--- Data ---

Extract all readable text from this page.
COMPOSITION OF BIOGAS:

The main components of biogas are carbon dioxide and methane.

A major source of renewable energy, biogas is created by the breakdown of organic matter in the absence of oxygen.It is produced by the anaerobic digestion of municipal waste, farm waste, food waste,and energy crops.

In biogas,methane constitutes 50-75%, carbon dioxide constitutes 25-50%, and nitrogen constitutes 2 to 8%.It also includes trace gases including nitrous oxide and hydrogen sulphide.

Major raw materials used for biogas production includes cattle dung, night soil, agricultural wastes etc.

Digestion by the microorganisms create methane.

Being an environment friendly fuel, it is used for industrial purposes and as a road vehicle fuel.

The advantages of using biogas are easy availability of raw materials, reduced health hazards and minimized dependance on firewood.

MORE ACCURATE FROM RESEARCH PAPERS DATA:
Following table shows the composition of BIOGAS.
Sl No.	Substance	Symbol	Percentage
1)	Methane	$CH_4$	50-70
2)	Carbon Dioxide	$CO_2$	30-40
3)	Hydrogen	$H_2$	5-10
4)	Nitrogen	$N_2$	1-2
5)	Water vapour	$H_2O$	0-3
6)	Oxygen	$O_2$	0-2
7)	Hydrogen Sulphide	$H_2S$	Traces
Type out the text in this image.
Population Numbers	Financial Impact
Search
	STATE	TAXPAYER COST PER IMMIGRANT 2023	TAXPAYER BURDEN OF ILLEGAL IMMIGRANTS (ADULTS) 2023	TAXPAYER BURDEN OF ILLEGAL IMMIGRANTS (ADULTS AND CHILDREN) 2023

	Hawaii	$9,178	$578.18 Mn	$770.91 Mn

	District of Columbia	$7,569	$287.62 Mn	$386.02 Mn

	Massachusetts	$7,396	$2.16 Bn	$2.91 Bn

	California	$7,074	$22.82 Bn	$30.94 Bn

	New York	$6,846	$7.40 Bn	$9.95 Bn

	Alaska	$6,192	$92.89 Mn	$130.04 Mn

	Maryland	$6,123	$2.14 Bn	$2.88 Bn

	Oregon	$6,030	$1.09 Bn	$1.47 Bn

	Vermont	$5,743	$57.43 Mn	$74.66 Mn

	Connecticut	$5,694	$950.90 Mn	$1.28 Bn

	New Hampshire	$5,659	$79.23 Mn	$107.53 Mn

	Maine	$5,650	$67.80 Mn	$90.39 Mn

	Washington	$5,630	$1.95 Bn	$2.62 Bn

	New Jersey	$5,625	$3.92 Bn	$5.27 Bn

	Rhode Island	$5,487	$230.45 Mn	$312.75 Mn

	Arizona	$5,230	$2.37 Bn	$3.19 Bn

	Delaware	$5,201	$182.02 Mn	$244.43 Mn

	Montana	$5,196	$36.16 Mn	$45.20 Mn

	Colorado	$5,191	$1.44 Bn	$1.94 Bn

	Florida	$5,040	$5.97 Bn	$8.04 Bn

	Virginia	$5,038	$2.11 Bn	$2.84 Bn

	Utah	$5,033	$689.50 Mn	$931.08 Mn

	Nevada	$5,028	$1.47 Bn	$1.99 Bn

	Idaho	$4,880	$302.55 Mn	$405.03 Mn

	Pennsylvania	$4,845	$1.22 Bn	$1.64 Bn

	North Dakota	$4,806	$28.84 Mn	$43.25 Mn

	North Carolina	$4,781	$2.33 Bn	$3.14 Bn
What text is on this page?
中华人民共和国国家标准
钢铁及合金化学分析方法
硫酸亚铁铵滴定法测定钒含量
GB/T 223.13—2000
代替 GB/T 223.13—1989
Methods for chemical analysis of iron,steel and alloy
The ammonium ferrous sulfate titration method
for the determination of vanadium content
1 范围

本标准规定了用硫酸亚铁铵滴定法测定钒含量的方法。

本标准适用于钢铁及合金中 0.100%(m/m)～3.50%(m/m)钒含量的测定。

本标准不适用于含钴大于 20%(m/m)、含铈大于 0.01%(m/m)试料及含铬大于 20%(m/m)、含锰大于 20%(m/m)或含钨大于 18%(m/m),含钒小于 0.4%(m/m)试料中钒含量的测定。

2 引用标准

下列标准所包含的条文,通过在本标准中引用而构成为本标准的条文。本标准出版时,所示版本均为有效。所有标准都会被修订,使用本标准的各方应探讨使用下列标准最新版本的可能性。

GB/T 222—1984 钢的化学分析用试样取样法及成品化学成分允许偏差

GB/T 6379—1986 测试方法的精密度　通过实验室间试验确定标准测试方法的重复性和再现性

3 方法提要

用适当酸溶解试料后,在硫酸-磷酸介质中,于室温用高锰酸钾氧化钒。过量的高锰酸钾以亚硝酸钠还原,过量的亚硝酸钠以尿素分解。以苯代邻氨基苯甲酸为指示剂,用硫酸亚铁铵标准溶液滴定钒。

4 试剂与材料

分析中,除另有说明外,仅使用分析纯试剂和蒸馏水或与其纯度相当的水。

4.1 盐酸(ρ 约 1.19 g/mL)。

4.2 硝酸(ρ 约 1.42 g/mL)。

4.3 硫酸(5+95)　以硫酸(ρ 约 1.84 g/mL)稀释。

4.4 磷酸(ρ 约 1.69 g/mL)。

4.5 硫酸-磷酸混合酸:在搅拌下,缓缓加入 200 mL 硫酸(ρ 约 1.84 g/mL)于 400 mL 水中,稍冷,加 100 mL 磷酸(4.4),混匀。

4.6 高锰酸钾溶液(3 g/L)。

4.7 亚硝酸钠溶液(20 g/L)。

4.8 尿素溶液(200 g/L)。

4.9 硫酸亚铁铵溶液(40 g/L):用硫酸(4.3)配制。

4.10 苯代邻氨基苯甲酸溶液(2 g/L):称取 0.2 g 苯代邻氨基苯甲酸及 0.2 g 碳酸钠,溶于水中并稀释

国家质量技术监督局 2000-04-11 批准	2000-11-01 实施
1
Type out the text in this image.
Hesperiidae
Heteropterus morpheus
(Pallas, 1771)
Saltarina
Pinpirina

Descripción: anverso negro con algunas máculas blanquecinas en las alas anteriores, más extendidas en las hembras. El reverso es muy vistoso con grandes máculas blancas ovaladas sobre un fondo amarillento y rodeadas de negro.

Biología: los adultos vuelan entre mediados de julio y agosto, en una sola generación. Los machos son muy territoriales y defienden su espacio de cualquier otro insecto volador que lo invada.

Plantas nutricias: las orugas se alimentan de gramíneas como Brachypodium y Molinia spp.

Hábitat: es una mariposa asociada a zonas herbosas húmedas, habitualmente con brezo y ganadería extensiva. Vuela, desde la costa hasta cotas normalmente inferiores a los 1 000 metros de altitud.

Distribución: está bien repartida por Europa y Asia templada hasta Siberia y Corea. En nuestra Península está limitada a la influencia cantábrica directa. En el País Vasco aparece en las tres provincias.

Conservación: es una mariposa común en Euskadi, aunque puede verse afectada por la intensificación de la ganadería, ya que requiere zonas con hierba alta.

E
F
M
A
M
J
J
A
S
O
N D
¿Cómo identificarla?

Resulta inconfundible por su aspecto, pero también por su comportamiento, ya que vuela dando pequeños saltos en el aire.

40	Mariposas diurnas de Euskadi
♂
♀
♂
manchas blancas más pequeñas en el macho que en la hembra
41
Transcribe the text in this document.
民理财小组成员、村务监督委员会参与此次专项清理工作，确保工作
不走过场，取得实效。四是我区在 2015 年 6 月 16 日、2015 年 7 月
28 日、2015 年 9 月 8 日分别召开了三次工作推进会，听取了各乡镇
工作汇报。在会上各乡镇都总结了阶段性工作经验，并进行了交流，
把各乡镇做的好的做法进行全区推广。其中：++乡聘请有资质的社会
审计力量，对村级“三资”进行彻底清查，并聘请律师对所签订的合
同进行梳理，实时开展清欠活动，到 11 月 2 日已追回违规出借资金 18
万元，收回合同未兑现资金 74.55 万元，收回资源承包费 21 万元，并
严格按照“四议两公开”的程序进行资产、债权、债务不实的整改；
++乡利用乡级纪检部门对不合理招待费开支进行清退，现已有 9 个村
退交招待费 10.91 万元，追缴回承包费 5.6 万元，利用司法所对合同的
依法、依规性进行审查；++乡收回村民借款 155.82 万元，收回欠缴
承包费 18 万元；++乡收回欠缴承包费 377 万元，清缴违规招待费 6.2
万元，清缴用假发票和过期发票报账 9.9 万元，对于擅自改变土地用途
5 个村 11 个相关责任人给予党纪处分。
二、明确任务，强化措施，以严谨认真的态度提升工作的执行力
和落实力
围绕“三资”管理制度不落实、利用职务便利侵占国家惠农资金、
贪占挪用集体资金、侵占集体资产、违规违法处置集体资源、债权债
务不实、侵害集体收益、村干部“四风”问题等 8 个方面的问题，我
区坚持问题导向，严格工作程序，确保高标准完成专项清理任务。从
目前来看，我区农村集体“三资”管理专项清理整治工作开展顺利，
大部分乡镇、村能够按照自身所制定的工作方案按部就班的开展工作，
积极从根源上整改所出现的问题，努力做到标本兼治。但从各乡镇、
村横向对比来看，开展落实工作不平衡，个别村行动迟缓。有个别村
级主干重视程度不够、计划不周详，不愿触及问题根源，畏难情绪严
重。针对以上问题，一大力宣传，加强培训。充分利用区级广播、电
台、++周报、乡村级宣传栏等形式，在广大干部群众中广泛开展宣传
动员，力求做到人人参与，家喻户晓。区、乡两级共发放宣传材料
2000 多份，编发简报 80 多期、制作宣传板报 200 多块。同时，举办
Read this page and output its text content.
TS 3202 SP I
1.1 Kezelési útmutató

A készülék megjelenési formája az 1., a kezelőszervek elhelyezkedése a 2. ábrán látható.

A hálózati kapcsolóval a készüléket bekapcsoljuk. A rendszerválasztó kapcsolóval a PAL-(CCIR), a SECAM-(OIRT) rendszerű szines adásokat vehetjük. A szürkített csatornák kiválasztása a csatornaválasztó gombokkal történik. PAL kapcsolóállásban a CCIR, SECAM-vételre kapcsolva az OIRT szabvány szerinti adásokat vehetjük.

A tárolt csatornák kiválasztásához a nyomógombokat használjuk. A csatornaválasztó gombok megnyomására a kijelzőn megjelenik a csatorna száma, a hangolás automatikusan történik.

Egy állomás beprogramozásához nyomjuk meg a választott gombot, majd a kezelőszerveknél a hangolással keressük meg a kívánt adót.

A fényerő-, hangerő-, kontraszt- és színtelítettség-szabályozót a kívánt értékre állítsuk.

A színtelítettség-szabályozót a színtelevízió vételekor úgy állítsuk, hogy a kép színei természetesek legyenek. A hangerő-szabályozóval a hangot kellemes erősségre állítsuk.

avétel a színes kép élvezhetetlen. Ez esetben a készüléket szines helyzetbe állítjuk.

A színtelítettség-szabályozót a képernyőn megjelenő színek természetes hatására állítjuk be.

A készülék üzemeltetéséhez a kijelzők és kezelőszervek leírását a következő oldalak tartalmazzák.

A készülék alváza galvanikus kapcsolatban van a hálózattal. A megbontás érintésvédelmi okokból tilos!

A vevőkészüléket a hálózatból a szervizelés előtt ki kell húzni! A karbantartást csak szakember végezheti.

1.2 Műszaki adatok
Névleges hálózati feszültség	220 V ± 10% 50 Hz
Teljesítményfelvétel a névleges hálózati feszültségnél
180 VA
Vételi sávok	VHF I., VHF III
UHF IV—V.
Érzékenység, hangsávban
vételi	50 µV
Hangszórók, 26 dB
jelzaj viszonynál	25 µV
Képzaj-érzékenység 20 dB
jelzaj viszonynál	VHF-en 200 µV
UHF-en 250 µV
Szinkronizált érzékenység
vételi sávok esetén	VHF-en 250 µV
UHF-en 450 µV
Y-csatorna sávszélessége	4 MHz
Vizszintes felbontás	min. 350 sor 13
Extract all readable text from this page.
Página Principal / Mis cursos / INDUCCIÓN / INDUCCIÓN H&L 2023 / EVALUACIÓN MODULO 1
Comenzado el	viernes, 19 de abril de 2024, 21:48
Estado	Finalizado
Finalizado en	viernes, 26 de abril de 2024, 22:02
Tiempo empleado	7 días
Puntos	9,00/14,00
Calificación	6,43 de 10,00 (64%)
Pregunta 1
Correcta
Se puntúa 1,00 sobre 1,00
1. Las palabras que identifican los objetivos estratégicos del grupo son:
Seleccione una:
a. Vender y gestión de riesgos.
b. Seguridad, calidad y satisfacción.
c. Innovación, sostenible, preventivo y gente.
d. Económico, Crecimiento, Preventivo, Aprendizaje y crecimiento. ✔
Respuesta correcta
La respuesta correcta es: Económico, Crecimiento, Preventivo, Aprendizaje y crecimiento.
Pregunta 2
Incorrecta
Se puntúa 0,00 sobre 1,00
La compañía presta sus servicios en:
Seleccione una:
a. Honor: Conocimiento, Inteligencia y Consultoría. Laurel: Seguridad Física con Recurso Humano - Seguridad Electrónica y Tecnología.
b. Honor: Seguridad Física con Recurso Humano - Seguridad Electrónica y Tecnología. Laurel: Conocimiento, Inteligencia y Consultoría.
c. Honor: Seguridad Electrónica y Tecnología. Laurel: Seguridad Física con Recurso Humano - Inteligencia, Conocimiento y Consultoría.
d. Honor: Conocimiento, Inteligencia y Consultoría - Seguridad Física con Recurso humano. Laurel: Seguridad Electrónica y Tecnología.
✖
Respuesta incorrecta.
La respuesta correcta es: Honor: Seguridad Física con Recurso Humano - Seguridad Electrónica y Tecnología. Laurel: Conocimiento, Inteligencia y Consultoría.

---

Task to complete: Count the lines in which the string "Consultoría" appears, then report only that figure.

Final result: 5